## Begin Raw data

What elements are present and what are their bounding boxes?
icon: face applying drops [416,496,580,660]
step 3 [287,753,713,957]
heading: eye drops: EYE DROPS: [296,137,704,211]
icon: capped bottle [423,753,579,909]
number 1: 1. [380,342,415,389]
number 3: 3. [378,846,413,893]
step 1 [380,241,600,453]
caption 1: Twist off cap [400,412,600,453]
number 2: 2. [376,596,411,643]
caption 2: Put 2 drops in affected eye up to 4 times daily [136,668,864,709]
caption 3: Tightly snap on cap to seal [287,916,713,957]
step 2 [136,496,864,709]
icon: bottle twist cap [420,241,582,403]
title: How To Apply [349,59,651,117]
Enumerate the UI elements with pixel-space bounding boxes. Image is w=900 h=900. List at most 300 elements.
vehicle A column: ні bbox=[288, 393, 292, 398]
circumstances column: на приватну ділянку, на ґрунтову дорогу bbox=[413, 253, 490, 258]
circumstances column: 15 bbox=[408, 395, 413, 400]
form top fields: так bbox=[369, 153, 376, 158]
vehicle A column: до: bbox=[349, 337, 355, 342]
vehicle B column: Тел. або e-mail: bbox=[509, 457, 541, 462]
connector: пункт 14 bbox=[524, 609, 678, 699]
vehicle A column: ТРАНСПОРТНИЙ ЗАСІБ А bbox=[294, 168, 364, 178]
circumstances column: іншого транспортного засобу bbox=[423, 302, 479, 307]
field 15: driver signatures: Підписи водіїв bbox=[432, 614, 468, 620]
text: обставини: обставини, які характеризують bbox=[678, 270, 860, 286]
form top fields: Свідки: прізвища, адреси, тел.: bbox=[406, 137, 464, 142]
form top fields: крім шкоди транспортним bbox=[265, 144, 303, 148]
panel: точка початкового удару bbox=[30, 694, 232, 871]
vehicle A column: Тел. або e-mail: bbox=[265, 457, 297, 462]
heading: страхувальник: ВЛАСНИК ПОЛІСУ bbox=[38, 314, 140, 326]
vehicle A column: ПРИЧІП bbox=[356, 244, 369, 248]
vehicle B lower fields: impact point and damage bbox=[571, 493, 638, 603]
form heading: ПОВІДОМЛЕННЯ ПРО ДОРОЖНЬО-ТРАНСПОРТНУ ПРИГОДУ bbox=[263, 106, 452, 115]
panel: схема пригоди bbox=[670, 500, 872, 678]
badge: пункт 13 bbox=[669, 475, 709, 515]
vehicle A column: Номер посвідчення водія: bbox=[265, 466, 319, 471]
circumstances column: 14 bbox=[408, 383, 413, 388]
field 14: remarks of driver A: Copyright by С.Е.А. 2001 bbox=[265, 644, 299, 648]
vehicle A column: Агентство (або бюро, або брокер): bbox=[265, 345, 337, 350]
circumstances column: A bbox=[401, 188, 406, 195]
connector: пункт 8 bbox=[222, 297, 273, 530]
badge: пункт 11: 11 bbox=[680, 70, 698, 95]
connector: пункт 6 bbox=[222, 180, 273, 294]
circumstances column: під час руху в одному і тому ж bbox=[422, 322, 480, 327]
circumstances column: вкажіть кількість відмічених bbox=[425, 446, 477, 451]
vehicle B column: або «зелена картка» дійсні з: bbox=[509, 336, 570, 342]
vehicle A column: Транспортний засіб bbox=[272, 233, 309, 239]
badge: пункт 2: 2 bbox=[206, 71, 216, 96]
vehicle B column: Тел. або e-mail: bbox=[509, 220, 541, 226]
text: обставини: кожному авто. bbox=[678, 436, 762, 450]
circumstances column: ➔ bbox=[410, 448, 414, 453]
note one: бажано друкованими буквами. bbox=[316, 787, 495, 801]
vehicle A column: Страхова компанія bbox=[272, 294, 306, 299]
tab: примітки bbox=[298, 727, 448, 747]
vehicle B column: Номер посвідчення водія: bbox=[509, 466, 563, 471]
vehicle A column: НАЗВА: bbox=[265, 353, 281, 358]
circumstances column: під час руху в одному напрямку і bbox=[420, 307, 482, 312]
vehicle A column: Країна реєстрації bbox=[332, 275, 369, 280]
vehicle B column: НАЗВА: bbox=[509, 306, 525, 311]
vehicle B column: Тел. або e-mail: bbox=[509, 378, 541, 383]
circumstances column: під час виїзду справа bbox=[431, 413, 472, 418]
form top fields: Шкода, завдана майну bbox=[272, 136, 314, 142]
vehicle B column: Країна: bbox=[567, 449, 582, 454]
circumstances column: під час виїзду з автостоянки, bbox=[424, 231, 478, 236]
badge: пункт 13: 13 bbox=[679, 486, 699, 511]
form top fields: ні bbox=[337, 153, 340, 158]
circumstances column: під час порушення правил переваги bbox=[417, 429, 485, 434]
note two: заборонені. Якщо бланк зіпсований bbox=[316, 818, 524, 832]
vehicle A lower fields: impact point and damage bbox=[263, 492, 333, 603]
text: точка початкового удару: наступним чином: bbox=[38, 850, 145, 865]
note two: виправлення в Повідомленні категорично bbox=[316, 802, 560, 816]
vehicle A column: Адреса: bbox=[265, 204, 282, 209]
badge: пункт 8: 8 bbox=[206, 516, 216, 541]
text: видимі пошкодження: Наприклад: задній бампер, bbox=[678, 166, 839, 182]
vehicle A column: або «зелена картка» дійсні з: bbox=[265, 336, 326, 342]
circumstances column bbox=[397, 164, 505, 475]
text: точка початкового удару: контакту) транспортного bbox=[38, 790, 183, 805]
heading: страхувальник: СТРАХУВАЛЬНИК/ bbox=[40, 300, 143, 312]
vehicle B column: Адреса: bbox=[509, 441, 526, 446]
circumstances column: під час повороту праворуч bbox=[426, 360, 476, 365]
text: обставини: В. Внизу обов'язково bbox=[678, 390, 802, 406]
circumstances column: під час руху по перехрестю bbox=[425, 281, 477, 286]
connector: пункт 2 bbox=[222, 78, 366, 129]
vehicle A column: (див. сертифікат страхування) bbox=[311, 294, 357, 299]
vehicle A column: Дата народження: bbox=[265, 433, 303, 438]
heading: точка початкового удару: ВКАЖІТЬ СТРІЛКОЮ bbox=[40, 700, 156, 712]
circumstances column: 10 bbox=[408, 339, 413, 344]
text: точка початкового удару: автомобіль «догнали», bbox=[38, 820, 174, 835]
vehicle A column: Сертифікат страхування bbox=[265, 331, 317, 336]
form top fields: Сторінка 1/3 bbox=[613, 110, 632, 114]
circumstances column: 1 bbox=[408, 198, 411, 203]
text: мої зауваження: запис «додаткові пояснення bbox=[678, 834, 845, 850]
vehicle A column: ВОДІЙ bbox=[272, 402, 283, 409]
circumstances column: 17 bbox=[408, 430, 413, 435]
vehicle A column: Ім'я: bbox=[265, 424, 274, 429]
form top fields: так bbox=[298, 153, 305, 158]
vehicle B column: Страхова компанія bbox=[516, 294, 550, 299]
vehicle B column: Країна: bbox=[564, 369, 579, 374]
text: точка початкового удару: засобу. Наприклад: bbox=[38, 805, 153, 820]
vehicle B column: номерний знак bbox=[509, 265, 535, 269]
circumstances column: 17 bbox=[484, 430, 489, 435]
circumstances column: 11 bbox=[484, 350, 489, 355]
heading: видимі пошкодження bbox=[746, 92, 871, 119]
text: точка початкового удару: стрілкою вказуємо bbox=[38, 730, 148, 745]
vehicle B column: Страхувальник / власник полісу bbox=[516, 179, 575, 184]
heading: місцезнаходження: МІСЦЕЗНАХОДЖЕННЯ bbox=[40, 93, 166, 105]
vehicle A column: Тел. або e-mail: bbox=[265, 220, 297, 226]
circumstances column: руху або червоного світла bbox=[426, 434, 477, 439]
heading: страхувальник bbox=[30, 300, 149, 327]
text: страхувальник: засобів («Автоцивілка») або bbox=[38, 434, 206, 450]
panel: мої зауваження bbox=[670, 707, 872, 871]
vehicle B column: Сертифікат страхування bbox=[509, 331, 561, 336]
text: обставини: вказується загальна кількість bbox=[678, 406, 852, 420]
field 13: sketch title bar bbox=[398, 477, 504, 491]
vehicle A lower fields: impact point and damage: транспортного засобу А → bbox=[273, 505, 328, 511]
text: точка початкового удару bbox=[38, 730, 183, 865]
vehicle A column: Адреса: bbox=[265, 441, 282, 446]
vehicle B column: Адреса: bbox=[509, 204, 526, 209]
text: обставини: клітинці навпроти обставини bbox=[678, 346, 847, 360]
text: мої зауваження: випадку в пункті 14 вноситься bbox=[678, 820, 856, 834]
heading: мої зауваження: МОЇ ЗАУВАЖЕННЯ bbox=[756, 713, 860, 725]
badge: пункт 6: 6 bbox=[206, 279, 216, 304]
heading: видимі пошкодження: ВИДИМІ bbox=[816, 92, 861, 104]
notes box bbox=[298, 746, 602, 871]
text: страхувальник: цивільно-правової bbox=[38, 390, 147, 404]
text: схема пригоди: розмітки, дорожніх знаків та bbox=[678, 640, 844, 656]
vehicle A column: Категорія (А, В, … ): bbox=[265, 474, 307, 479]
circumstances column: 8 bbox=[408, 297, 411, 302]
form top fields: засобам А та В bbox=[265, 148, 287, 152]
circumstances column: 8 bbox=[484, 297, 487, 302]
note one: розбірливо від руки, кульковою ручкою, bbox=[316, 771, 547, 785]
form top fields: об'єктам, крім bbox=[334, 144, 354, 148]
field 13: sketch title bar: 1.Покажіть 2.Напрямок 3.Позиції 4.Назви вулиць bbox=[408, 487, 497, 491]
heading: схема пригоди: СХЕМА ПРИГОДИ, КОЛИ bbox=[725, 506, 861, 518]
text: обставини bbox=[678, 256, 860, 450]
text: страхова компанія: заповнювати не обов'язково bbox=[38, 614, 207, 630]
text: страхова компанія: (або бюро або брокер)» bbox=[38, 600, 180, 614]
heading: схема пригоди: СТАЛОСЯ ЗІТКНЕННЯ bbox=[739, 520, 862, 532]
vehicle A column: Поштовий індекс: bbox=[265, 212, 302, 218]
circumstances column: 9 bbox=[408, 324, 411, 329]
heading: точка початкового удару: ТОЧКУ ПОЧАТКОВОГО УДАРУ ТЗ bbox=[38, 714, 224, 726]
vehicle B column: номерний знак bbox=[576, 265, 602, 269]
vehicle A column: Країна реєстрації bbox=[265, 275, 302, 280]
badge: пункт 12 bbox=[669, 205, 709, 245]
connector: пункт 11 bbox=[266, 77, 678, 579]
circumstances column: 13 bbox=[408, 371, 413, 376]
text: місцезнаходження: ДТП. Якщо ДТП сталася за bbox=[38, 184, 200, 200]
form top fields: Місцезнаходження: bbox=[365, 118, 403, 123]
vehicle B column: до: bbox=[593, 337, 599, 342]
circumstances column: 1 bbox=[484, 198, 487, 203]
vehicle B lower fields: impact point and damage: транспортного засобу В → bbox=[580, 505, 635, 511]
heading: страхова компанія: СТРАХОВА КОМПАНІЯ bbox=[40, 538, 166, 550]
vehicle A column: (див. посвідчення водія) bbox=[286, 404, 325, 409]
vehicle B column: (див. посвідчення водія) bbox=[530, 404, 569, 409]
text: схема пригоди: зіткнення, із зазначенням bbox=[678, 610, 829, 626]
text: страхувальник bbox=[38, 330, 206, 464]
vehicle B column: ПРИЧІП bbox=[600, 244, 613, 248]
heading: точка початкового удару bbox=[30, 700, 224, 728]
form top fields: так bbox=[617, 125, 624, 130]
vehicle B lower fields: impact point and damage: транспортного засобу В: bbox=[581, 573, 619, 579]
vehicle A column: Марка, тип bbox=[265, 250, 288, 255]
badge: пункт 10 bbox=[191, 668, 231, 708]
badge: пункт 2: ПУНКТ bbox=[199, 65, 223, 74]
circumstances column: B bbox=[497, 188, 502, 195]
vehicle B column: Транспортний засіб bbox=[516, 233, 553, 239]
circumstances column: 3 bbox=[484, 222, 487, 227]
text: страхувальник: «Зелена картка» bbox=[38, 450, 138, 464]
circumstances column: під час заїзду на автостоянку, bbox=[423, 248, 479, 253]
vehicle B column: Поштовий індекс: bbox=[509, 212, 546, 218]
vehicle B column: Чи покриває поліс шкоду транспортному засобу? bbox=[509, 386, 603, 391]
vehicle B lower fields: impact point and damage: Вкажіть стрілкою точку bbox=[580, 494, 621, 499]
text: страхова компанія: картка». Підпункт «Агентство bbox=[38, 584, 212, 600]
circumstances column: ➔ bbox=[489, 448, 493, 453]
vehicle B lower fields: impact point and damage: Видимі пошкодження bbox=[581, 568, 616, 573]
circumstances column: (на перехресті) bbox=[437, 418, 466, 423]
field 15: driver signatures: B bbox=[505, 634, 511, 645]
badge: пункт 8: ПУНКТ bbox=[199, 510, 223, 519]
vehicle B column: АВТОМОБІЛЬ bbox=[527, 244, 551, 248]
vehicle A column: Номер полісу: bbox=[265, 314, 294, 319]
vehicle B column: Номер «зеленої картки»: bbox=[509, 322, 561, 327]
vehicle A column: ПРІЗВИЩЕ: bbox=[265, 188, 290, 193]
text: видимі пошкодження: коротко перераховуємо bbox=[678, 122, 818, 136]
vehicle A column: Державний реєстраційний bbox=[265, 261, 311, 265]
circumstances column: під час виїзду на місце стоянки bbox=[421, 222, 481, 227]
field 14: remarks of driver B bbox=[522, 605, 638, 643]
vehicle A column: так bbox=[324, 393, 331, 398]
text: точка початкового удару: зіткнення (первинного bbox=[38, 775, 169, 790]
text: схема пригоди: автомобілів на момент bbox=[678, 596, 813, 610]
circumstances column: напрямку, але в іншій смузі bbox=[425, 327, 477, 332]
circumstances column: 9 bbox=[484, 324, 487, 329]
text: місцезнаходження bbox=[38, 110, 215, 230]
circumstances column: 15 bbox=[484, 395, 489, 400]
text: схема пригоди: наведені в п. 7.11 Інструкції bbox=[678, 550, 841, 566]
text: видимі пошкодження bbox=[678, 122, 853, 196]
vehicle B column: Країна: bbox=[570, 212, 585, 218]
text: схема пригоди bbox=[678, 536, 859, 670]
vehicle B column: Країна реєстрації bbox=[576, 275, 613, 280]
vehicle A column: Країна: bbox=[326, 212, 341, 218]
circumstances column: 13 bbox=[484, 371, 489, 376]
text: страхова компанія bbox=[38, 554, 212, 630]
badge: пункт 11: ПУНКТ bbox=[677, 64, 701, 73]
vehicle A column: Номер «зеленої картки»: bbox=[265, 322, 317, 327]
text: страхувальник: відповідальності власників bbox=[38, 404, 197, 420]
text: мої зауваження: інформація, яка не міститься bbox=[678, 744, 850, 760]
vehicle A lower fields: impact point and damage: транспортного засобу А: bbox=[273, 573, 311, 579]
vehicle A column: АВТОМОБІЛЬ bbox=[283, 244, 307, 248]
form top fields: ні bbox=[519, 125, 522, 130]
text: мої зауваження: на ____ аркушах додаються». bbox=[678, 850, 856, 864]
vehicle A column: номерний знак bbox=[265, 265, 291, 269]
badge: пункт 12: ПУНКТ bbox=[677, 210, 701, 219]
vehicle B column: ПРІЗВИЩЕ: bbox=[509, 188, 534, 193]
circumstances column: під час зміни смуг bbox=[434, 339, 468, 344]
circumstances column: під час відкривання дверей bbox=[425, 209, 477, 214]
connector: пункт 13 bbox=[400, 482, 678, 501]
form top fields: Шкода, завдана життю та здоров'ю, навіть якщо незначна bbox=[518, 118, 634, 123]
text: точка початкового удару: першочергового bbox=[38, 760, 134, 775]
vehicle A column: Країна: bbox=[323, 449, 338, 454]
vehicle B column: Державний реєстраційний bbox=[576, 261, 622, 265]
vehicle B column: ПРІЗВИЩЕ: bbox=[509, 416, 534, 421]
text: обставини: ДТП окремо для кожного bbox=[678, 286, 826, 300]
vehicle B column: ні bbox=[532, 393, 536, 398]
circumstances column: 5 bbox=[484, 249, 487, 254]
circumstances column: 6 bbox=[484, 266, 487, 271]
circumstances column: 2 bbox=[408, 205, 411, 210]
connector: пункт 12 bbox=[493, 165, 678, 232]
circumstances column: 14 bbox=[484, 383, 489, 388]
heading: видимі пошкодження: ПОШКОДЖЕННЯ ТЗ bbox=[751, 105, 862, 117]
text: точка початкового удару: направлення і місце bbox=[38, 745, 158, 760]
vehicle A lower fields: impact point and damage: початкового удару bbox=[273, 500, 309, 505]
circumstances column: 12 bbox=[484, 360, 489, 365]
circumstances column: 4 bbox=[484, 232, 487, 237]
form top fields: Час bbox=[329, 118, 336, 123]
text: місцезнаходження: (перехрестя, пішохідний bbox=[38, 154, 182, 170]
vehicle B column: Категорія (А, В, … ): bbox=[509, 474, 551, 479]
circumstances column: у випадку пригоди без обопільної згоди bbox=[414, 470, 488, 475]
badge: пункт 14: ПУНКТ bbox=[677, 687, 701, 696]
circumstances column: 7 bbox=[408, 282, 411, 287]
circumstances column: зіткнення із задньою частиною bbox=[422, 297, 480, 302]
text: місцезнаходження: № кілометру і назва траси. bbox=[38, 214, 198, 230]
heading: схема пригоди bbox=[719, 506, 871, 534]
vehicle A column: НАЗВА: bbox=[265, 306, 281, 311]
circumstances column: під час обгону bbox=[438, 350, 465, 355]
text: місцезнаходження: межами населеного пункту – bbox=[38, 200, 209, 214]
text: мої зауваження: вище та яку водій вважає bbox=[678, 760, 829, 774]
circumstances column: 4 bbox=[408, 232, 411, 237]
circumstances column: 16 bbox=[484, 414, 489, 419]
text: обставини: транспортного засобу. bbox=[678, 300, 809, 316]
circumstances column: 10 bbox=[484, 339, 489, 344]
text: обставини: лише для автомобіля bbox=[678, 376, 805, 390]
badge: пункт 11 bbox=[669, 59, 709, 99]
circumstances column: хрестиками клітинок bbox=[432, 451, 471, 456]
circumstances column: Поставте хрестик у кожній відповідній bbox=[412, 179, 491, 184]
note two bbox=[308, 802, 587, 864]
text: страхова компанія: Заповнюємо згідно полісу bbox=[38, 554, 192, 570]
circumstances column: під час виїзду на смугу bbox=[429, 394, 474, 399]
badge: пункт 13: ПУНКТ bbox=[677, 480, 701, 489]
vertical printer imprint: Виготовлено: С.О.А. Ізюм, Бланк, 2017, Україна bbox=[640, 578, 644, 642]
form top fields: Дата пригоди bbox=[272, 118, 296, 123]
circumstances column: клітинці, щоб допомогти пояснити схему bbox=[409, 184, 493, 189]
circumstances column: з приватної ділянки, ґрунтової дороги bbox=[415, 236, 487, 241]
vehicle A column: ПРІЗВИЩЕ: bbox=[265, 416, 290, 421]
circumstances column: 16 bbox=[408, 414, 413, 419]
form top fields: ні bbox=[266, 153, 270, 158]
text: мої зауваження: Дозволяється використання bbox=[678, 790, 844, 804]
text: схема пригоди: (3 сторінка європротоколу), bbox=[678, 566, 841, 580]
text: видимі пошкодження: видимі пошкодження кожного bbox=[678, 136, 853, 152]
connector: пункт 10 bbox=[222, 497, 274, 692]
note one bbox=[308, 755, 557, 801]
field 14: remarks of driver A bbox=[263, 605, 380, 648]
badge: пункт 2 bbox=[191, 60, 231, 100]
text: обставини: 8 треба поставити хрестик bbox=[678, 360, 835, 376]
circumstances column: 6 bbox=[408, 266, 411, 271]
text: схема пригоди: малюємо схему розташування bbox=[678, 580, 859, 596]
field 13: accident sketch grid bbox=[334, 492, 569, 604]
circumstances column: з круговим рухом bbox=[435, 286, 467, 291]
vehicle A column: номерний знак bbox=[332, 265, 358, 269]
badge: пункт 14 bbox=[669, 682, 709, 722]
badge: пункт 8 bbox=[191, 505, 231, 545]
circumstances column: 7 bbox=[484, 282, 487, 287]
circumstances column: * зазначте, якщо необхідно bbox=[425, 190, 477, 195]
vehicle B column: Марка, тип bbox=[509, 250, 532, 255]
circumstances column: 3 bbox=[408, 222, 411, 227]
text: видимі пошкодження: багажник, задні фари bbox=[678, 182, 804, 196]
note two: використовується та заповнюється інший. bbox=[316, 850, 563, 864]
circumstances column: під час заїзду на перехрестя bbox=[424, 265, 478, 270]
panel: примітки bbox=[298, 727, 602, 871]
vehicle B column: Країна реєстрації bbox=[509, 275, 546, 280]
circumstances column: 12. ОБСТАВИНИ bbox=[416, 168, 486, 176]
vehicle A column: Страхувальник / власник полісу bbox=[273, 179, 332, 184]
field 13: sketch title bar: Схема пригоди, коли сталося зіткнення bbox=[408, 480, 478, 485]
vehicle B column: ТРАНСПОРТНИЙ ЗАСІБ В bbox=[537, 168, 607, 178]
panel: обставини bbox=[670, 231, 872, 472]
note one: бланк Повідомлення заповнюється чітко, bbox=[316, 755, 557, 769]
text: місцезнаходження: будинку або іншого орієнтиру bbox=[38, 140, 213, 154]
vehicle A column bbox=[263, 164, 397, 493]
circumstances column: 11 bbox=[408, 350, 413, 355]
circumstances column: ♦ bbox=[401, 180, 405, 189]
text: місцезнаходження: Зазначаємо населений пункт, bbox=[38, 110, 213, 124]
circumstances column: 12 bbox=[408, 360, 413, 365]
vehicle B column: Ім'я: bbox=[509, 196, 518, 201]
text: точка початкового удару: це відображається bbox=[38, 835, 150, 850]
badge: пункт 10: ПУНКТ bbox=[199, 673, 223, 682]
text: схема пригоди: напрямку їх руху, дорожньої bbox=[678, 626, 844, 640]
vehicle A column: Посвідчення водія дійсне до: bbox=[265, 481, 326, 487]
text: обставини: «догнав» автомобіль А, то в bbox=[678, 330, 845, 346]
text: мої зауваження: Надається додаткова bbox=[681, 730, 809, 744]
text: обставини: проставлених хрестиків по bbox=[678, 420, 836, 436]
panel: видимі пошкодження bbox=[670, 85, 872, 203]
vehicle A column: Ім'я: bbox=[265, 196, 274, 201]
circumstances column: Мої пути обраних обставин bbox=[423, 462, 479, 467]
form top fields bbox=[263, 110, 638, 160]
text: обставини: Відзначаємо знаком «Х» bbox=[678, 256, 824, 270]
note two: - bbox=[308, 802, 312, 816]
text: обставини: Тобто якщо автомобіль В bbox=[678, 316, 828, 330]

## End Raw data

▸ The request
Turn the lines from the start of the records through the line containing "form top fields: крім" into a JSON list of strings, one string per line, with blank lines left out.

▸ Finished answer
[
  "What elements are present and what are their bounding boxes?",
  "icon: face applying drops [416,496,580,660]",
  "step 3 [287,753,713,957]",
  "heading: eye drops: EYE DROPS: [296,137,704,211]",
  "icon: capped bottle [423,753,579,909]",
  "number 1: 1. [380,342,415,389]",
  "number 3: 3. [378,846,413,893]",
  "step 1 [380,241,600,453]",
  "caption 1: Twist off cap [400,412,600,453]",
  "number 2: 2. [376,596,411,643]",
  "caption 2: Put 2 drops in affected eye up to 4 times daily [136,668,864,709]",
  "caption 3: Tightly snap on cap to seal [287,916,713,957]",
  "step 2 [136,496,864,709]",
  "icon: bottle twist cap [420,241,582,403]",
  "title: How To Apply [349,59,651,117]",
  "Enumerate the UI elements with pixel-space bounding boxes. Image is w=900 h=900. List at most 300 elements.",
  "vehicle A column: ні bbox=[288, 393, 292, 398]",
  "circumstances column: на приватну ділянку, на ґрунтову дорогу bbox=[413, 253, 490, 258]",
  "circumstances column: 15 bbox=[408, 395, 413, 400]",
  "form top fields: так bbox=[369, 153, 376, 158]",
  "vehicle A column: до: bbox=[349, 337, 355, 342]",
  "vehicle B column: Тел. або e-mail: bbox=[509, 457, 541, 462]",
  "connector: пункт 14 bbox=[524, 609, 678, 699]",
  "vehicle A column: ТРАНСПОРТНИЙ ЗАСІБ А bbox=[294, 168, 364, 178]",
  "circumstances column: іншого транспортного засобу bbox=[423, 302, 479, 307]",
  "field 15: driver signatures: Підписи водіїв bbox=[432, 614, 468, 620]",
  "text: обставини: обставини, які характеризують bbox=[678, 270, 860, 286]",
  "form top fields: Свідки: прізвища, адреси, тел.: bbox=[406, 137, 464, 142]",
  "form top fields: крім шкоди транспортним bbox=[265, 144, 303, 148]"
]